• Exercise: Every entry must be copied word for word.

[start Entries supplied]

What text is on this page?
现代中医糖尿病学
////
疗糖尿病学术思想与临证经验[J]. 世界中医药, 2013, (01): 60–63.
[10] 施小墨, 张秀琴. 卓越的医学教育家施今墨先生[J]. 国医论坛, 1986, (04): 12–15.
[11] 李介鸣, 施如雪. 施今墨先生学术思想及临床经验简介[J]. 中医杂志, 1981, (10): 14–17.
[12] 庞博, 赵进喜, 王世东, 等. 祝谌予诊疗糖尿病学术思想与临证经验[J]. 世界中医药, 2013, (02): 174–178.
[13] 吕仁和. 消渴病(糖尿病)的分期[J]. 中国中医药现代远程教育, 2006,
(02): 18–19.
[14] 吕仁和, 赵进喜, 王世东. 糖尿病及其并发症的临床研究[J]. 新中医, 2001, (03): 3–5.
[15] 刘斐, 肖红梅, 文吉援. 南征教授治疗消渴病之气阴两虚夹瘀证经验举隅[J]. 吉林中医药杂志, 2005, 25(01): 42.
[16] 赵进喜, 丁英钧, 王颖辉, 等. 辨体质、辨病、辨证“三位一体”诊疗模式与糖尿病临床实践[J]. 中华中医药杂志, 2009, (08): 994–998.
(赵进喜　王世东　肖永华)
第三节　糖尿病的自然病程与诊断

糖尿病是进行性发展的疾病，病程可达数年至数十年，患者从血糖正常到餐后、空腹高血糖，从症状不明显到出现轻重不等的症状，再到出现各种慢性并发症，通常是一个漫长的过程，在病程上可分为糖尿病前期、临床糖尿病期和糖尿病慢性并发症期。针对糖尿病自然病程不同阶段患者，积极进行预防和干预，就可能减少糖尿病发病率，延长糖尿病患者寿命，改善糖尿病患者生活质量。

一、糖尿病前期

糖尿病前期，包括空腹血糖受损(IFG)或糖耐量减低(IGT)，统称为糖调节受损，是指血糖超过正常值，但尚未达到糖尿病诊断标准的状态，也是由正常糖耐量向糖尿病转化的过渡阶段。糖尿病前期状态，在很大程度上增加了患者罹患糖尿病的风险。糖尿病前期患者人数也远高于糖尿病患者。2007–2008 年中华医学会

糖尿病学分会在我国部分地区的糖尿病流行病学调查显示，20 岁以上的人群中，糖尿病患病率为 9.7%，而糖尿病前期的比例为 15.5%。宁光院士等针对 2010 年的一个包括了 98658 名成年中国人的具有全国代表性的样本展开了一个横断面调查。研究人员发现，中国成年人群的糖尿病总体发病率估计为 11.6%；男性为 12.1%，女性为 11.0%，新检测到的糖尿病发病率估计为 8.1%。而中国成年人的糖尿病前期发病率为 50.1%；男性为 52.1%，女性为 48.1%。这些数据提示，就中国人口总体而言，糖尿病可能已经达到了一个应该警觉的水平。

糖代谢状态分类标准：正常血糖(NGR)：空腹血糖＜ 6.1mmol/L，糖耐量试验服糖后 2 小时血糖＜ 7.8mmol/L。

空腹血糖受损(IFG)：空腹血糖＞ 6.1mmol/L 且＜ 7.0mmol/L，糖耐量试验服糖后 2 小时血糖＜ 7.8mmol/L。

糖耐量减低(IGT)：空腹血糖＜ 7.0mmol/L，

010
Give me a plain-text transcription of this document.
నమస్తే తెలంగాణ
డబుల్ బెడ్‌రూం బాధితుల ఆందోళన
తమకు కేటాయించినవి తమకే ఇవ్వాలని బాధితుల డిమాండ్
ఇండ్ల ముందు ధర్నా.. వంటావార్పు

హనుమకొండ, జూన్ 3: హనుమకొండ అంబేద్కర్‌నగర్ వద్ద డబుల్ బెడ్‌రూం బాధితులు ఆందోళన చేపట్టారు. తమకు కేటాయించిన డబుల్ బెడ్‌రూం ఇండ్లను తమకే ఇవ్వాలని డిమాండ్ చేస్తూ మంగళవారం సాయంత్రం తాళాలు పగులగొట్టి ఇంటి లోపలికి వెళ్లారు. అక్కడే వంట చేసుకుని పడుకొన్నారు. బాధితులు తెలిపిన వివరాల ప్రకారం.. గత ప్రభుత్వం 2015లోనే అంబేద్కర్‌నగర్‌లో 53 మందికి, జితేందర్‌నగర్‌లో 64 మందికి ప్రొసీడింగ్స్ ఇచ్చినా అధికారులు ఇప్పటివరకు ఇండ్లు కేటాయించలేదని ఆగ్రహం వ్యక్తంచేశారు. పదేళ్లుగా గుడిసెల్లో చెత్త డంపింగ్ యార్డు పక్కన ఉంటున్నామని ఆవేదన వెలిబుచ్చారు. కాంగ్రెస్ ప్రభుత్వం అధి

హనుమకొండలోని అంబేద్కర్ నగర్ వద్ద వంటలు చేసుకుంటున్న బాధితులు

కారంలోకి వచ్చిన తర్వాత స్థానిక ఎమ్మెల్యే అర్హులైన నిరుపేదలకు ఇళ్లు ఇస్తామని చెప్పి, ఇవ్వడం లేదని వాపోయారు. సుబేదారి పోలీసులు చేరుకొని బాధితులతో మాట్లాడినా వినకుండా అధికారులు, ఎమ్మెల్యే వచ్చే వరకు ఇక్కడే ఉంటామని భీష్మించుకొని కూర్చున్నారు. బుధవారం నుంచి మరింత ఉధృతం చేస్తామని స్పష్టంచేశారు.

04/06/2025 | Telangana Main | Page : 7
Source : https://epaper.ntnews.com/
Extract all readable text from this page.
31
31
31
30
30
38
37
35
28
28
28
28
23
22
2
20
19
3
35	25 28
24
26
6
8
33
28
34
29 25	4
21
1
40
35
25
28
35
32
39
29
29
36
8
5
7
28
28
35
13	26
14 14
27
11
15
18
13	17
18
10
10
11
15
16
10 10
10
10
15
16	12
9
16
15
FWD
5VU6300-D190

[end Entries supplied]

• Complete output:
What text is on this page?
现代中医糖尿病学
////
疗糖尿病学术思想与临证经验[J]. 世界中医药, 2013, (01): 60–63.
[10] 施小墨, 张秀琴. 卓越的医学教育家施今墨先生[J]. 国医论坛, 1986, (04): 12–15.
[11] 李介鸣, 施如雪. 施今墨先生学术思想及临床经验简介[J]. 中医杂志, 1981, (10): 14–17.
[12] 庞博, 赵进喜, 王世东, 等. 祝谌予诊疗糖尿病学术思想与临证经验[J]. 世界中医药, 2013, (02): 174–178.
[13] 吕仁和. 消渴病(糖尿病)的分期[J]. 中国中医药现代远程教育, 2006,
(02): 18–19.
[14] 吕仁和, 赵进喜, 王世东. 糖尿病及其并发症的临床研究[J]. 新中医, 2001, (03): 3–5.
[15] 刘斐, 肖红梅, 文吉援. 南征教授治疗消渴病之气阴两虚夹瘀证经验举隅[J]. 吉林中医药杂志, 2005, 25(01): 42.
[16] 赵进喜, 丁英钧, 王颖辉, 等. 辨体质、辨病、辨证“三位一体”诊疗模式与糖尿病临床实践[J]. 中华中医药杂志, 2009, (08): 994–998.
(赵进喜　王世东　肖永华)
第三节　糖尿病的自然病程与诊断

糖尿病是进行性发展的疾病，病程可达数年至数十年，患者从血糖正常到餐后、空腹高血糖，从症状不明显到出现轻重不等的症状，再到出现各种慢性并发症，通常是一个漫长的过程，在病程上可分为糖尿病前期、临床糖尿病期和糖尿病慢性并发症期。针对糖尿病自然病程不同阶段患者，积极进行预防和干预，就可能减少糖尿病发病率，延长糖尿病患者寿命，改善糖尿病患者生活质量。

一、糖尿病前期

糖尿病前期，包括空腹血糖受损(IFG)或糖耐量减低(IGT)，统称为糖调节受损，是指血糖超过正常值，但尚未达到糖尿病诊断标准的状态，也是由正常糖耐量向糖尿病转化的过渡阶段。糖尿病前期状态，在很大程度上增加了患者罹患糖尿病的风险。糖尿病前期患者人数也远高于糖尿病患者。2007–2008 年中华医学会

糖尿病学分会在我国部分地区的糖尿病流行病学调查显示，20 岁以上的人群中，糖尿病患病率为 9.7%，而糖尿病前期的比例为 15.5%。宁光院士等针对 2010 年的一个包括了 98658 名成年中国人的具有全国代表性的样本展开了一个横断面调查。研究人员发现，中国成年人群的糖尿病总体发病率估计为 11.6%；男性为 12.1%，女性为 11.0%，新检测到的糖尿病发病率估计为 8.1%。而中国成年人的糖尿病前期发病率为 50.1%；男性为 52.1%，女性为 48.1%。这些数据提示，就中国人口总体而言，糖尿病可能已经达到了一个应该警觉的水平。

糖代谢状态分类标准：正常血糖(NGR)：空腹血糖＜ 6.1mmol/L，糖耐量试验服糖后 2 小时血糖＜ 7.8mmol/L。

空腹血糖受损(IFG)：空腹血糖＞ 6.1mmol/L 且＜ 7.0mmol/L，糖耐量试验服糖后 2 小时血糖＜ 7.8mmol/L。

糖耐量减低(IGT)：空腹血糖＜ 7.0mmol/L，

010
Give me a plain-text transcription of this document.
నమస్తే తెలంగాణ
డబుల్ బెడ్‌రూం బాధితుల ఆందోళన
తమకు కేటాయించినవి తమకే ఇవ్వాలని బాధితుల డిమాండ్
ఇండ్ల ముందు ధర్నా.. వంటావార్పు

హనుమకొండ, జూన్ 3: హనుమకొండ అంబేద్కర్‌నగర్ వద్ద డబుల్ బెడ్‌రూం బాధితులు ఆందోళన చేపట్టారు. తమకు కేటాయించిన డబుల్ బెడ్‌రూం ఇండ్లను తమకే ఇవ్వాలని డిమాండ్ చేస్తూ మంగళవారం సాయంత్రం తాళాలు పగులగొట్టి ఇంటి లోపలికి వెళ్లారు. అక్కడే వంట చేసుకుని పడుకొన్నారు. బాధితులు తెలిపిన వివరాల ప్రకారం.. గత ప్రభుత్వం 2015లోనే అంబేద్కర్‌నగర్‌లో 53 మందికి, జితేందర్‌నగర్‌లో 64 మందికి ప్రొసీడింగ్స్ ఇచ్చినా అధికారులు ఇప్పటివరకు ఇండ్లు కేటాయించలేదని ఆగ్రహం వ్యక్తంచేశారు. పదేళ్లుగా గుడిసెల్లో చెత్త డంపింగ్ యార్డు పక్కన ఉంటున్నామని ఆవేదన వెలిబుచ్చారు. కాంగ్రెస్ ప్రభుత్వం అధి

హనుమకొండలోని అంబేద్కర్ నగర్ వద్ద వంటలు చేసుకుంటున్న బాధితులు

కారంలోకి వచ్చిన తర్వాత స్థానిక ఎమ్మెల్యే అర్హులైన నిరుపేదలకు ఇళ్లు ఇస్తామని చెప్పి, ఇవ్వడం లేదని వాపోయారు. సుబేదారి పోలీసులు చేరుకొని బాధితులతో మాట్లాడినా వినకుండా అధికారులు, ఎమ్మెల్యే వచ్చే వరకు ఇక్కడే ఉంటామని భీష్మించుకొని కూర్చున్నారు. బుధవారం నుంచి మరింత ఉధృతం చేస్తామని స్పష్టంచేశారు.

04/06/2025 | Telangana Main | Page : 7
Source : https://epaper.ntnews.com/
Extract all readable text from this page.
31
31
31
30
30
38
37
35
28
28
28
28
23
22
2
20
19
3
35	25 28
24
26
6
8
33
28
34
29 25	4
21
1
40
35
25
28
35
32
39
29
29
36
8
5
7
28
28
35
13	26
14 14
27
11
15
18
13	17
18
10
10
11
15
16
10 10
10
10
15
16	12
9
16
15
FWD
5VU6300-D190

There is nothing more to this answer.